Provided information ->
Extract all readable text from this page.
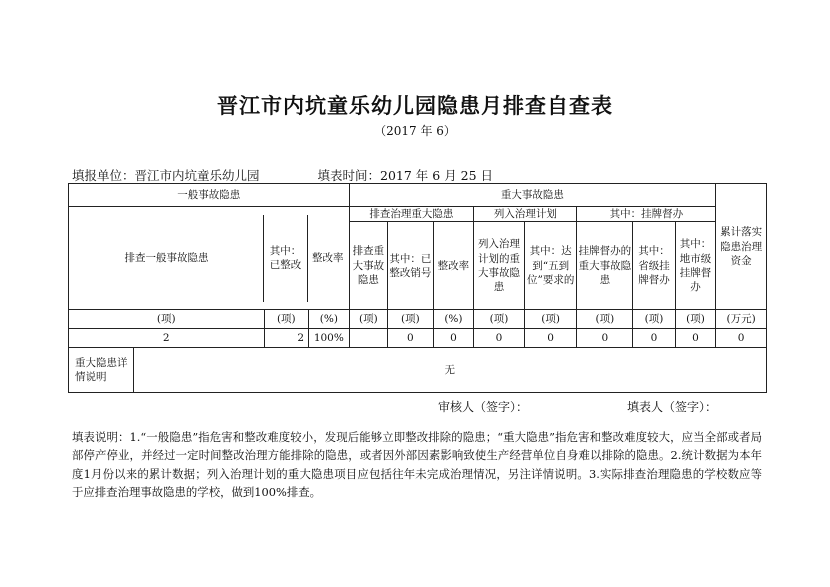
晋江市内坑童乐幼儿园隐患月排查自查表
（2017 年 6）
填报单位：晋江市内坑童乐幼儿园	填表时间：2017 年 6 月 25 日
一般事故隐患	重大事故隐患	累计落实隐患治理资金

排查一般事故隐患	其中：已整改	整改率
	排查治理重大隐患	列入治理计划	其中：挂牌督办
排查重大事故隐患	其中：已整改销号	整改率	列入治理计划的重大事故隐患	其中：达到“五到位”要求的	挂牌督办的重大事故隐患	其中：省级挂牌督办	其中：地市级挂牌督办
(项)	(项)	(%)	(项)	(项)	(%)	(项)	(项)	(项)	(项)	(项)	(万元)
2	2	100%		0	0	0	0	0	0	0	0

重大隐患详情说明	无
审核人（签字）：	填表人（签字）：
填表说明：1.“一般隐患”指危害和整改难度较小，发现后能够立即整改排除的隐患；“重大隐患”指危害和整改难度较大，应当全部或者局部停产停业，并经过一定时间整改治理方能排除的隐患，或者因外部因素影响致使生产经营单位自身难以排除的隐患。2.统计数据为本年度1月份以来的累计数据；列入治理计划的重大隐患项目应包括往年未完成治理情况，另注详情说明。3.实际排查治理隐患的学校数应等于应排查治理事故隐患的学校，做到100%排查。
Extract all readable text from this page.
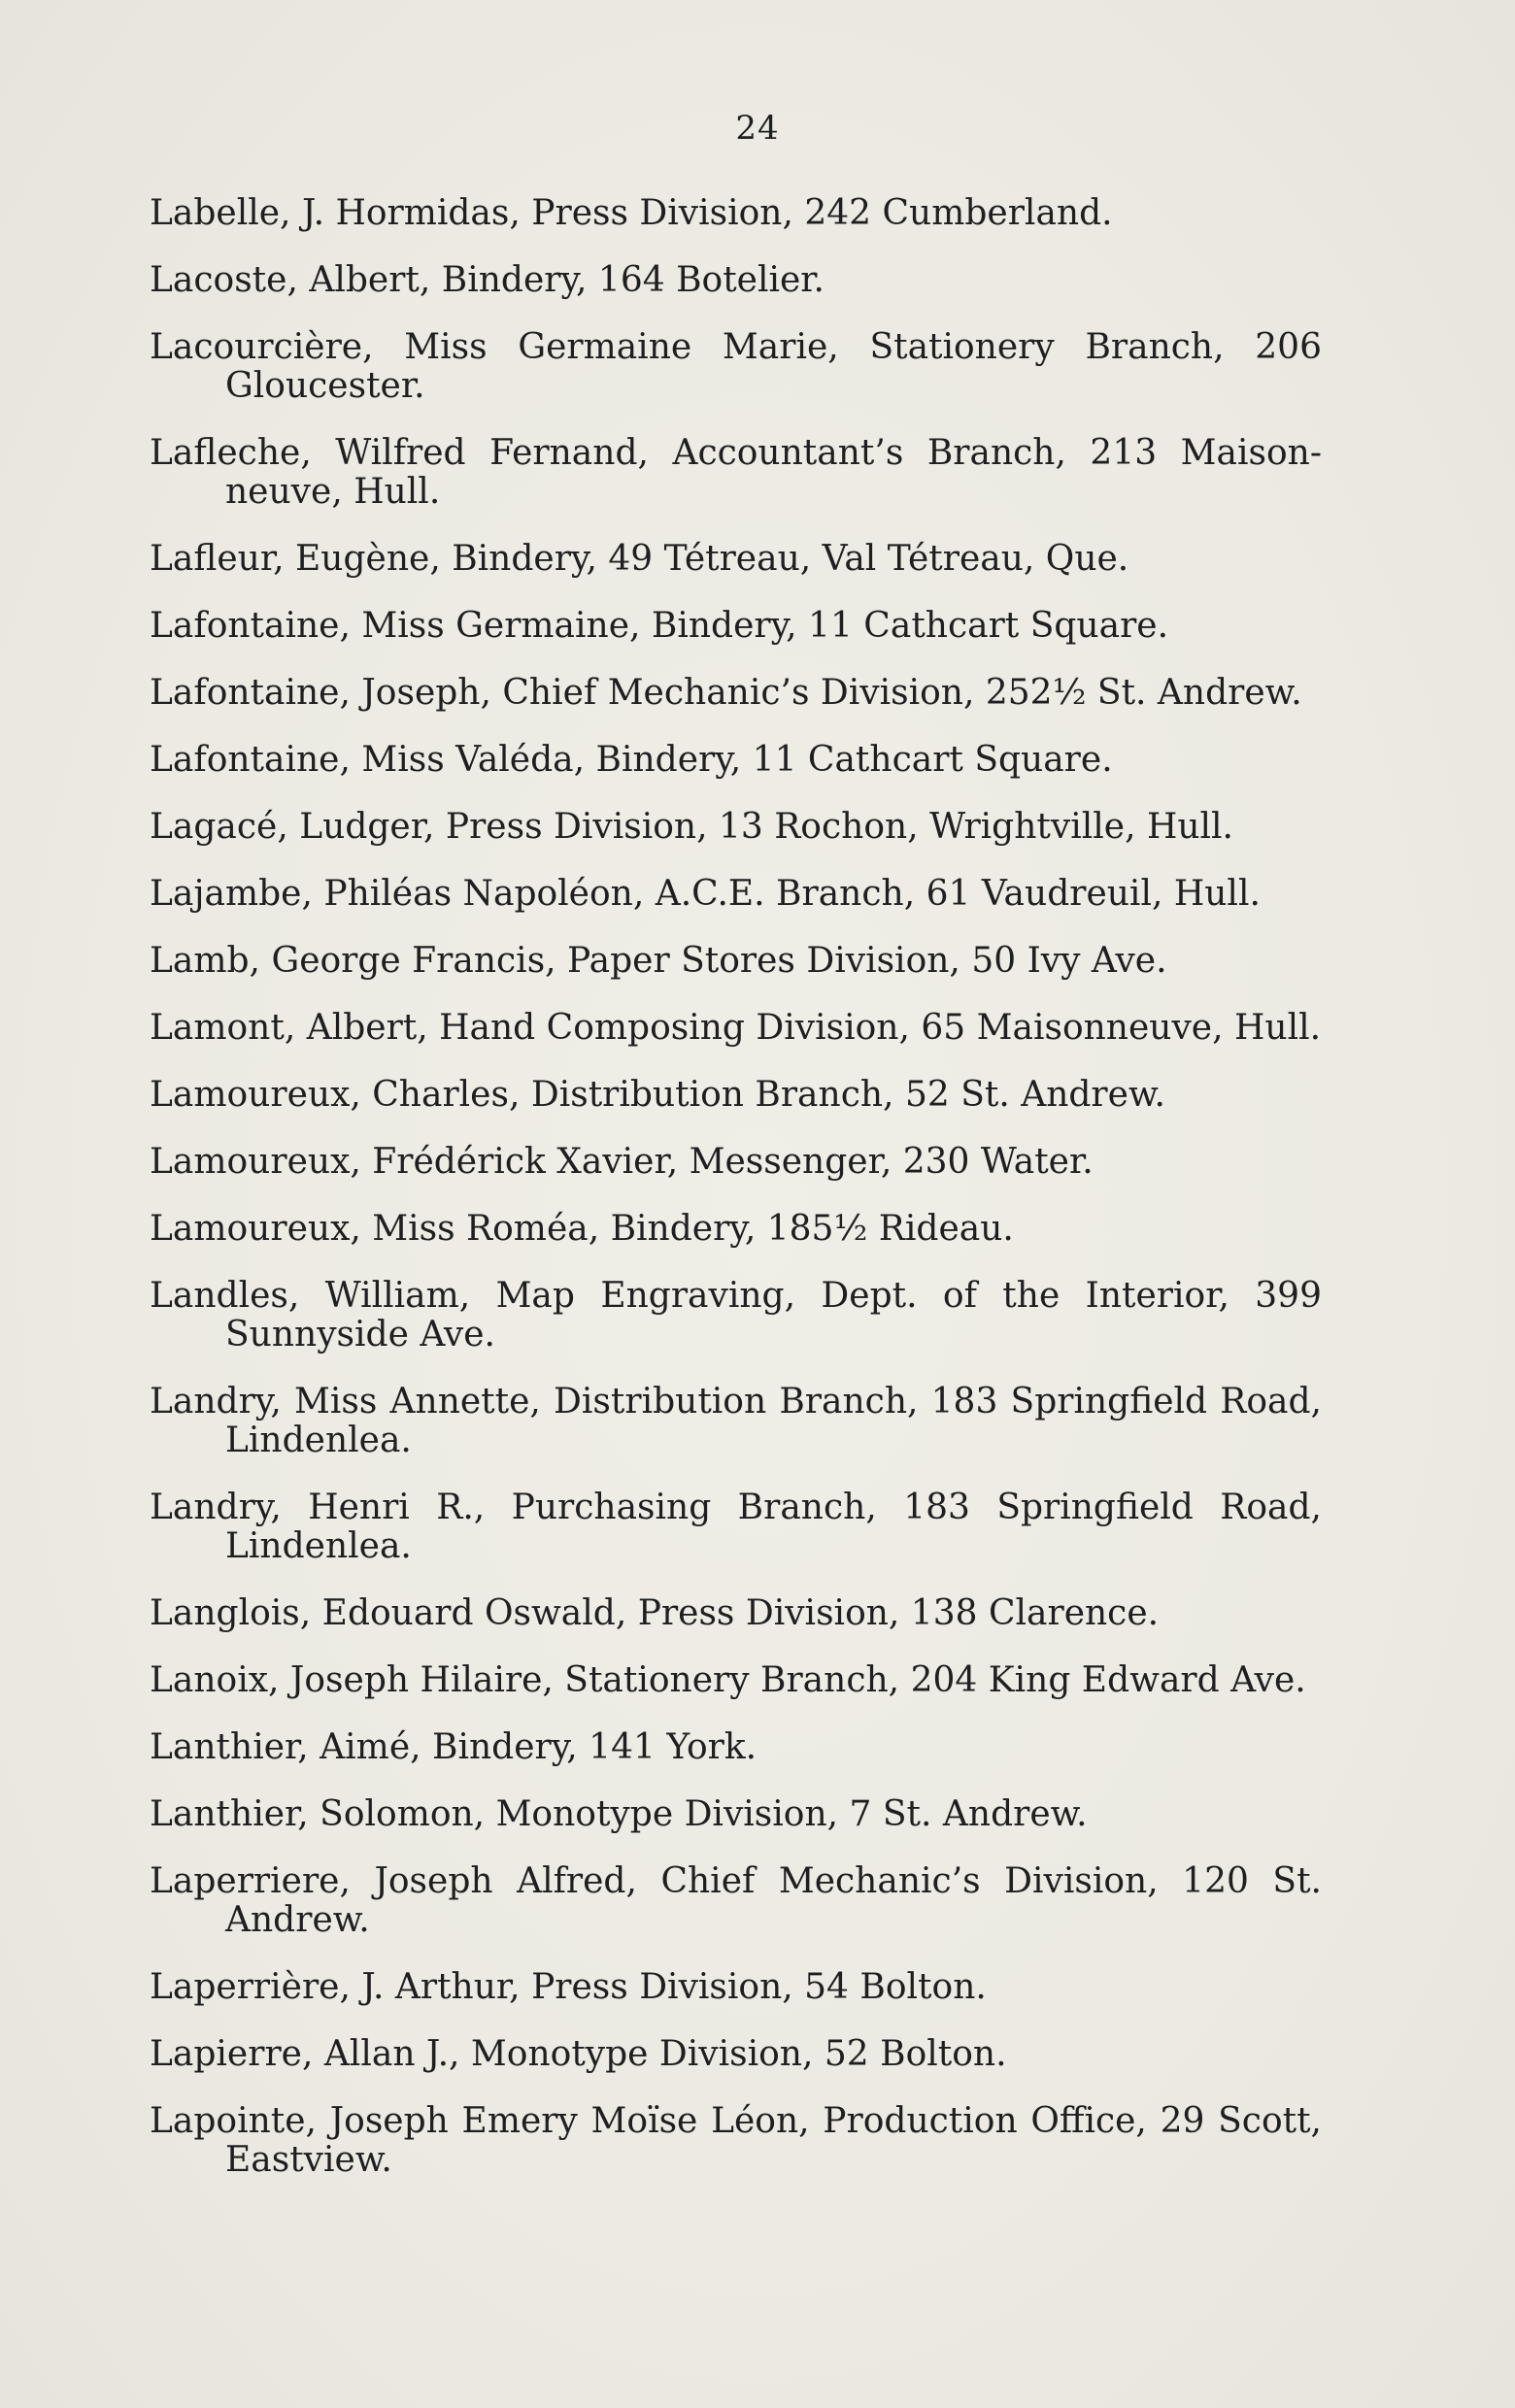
24
Labelle, J. Hormidas, Press Division, 242 Cumberland.
Lacoste, Albert, Bindery, 164 Botelier.
Lacourcière, Miss Germaine Marie, Stationery Branch, 206 Gloucester.
Lafleche, Wilfred Fernand, Accountant’s Branch, 213 Maison-neuve, Hull.
Lafleur, Eugène, Bindery, 49 Tétreau, Val Tétreau, Que.
Lafontaine, Miss Germaine, Bindery, 11 Cathcart Square.
Lafontaine, Joseph, Chief Mechanic’s Division, 252½ St. Andrew.
Lafontaine, Miss Valéda, Bindery, 11 Cathcart Square.
Lagacé, Ludger, Press Division, 13 Rochon, Wrightville, Hull.
Lajambe, Philéas Napoléon, A.C.E. Branch, 61 Vaudreuil, Hull.
Lamb, George Francis, Paper Stores Division, 50 Ivy Ave.
Lamont, Albert, Hand Composing Division, 65 Maisonneuve, Hull.
Lamoureux, Charles, Distribution Branch, 52 St. Andrew.
Lamoureux, Frédérick Xavier, Messenger, 230 Water.
Lamoureux, Miss Roméa, Bindery, 185½ Rideau.
Landles, William, Map Engraving, Dept. of the Interior, 399 Sunnyside Ave.
Landry, Miss Annette, Distribution Branch, 183 Springfield Road, Lindenlea.
Landry, Henri R., Purchasing Branch, 183 Springfield Road, Lindenlea.
Langlois, Edouard Oswald, Press Division, 138 Clarence.
Lanoix, Joseph Hilaire, Stationery Branch, 204 King Edward Ave.
Lanthier, Aimé, Bindery, 141 York.
Lanthier, Solomon, Monotype Division, 7 St. Andrew.
Laperriere, Joseph Alfred, Chief Mechanic’s Division, 120 St. Andrew.
Laperrière, J. Arthur, Press Division, 54 Bolton.
Lapierre, Allan J., Monotype Division, 52 Bolton.
Lapointe, Joseph Emery Moïse Léon, Production Office, 29 Scott, Eastview.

Exercise directions -> Using the material above, retype each entry exactly and omit the pictures.

The response ->
Extract all readable text from this page.
晋江市内坑童乐幼儿园隐患月排查自查表
（2017 年 6）
填报单位：晋江市内坑童乐幼儿园	填表时间：2017 年 6 月 25 日
一般事故隐患	重大事故隐患	累计落实隐患治理资金

排查一般事故隐患	其中：已整改	整改率
	排查治理重大隐患	列入治理计划	其中：挂牌督办
排查重大事故隐患	其中：已整改销号	整改率	列入治理计划的重大事故隐患	其中：达到“五到位”要求的	挂牌督办的重大事故隐患	其中：省级挂牌督办	其中：地市级挂牌督办
(项)	(项)	(%)	(项)	(项)	(%)	(项)	(项)	(项)	(项)	(项)	(万元)
2	2	100%		0	0	0	0	0	0	0	0

重大隐患详情说明	无
审核人（签字）：	填表人（签字）：
填表说明：1.“一般隐患”指危害和整改难度较小，发现后能够立即整改排除的隐患；“重大隐患”指危害和整改难度较大，应当全部或者局部停产停业，并经过一定时间整改治理方能排除的隐患，或者因外部因素影响致使生产经营单位自身难以排除的隐患。2.统计数据为本年度1月份以来的累计数据；列入治理计划的重大隐患项目应包括往年未完成治理情况，另注详情说明。3.实际排查治理隐患的学校数应等于应排查治理事故隐患的学校，做到100%排查。
Extract all readable text from this page.
24
Labelle, J. Hormidas, Press Division, 242 Cumberland.
Lacoste, Albert, Bindery, 164 Botelier.
Lacourcière, Miss Germaine Marie, Stationery Branch, 206 Gloucester.
Lafleche, Wilfred Fernand, Accountant’s Branch, 213 Maison-neuve, Hull.
Lafleur, Eugène, Bindery, 49 Tétreau, Val Tétreau, Que.
Lafontaine, Miss Germaine, Bindery, 11 Cathcart Square.
Lafontaine, Joseph, Chief Mechanic’s Division, 252½ St. Andrew.
Lafontaine, Miss Valéda, Bindery, 11 Cathcart Square.
Lagacé, Ludger, Press Division, 13 Rochon, Wrightville, Hull.
Lajambe, Philéas Napoléon, A.C.E. Branch, 61 Vaudreuil, Hull.
Lamb, George Francis, Paper Stores Division, 50 Ivy Ave.
Lamont, Albert, Hand Composing Division, 65 Maisonneuve, Hull.
Lamoureux, Charles, Distribution Branch, 52 St. Andrew.
Lamoureux, Frédérick Xavier, Messenger, 230 Water.
Lamoureux, Miss Roméa, Bindery, 185½ Rideau.
Landles, William, Map Engraving, Dept. of the Interior, 399 Sunnyside Ave.
Landry, Miss Annette, Distribution Branch, 183 Springfield Road, Lindenlea.
Landry, Henri R., Purchasing Branch, 183 Springfield Road, Lindenlea.
Langlois, Edouard Oswald, Press Division, 138 Clarence.
Lanoix, Joseph Hilaire, Stationery Branch, 204 King Edward Ave.
Lanthier, Aimé, Bindery, 141 York.
Lanthier, Solomon, Monotype Division, 7 St. Andrew.
Laperriere, Joseph Alfred, Chief Mechanic’s Division, 120 St. Andrew.
Laperrière, J. Arthur, Press Division, 54 Bolton.
Lapierre, Allan J., Monotype Division, 52 Bolton.
Lapointe, Joseph Emery Moïse Léon, Production Office, 29 Scott, Eastview.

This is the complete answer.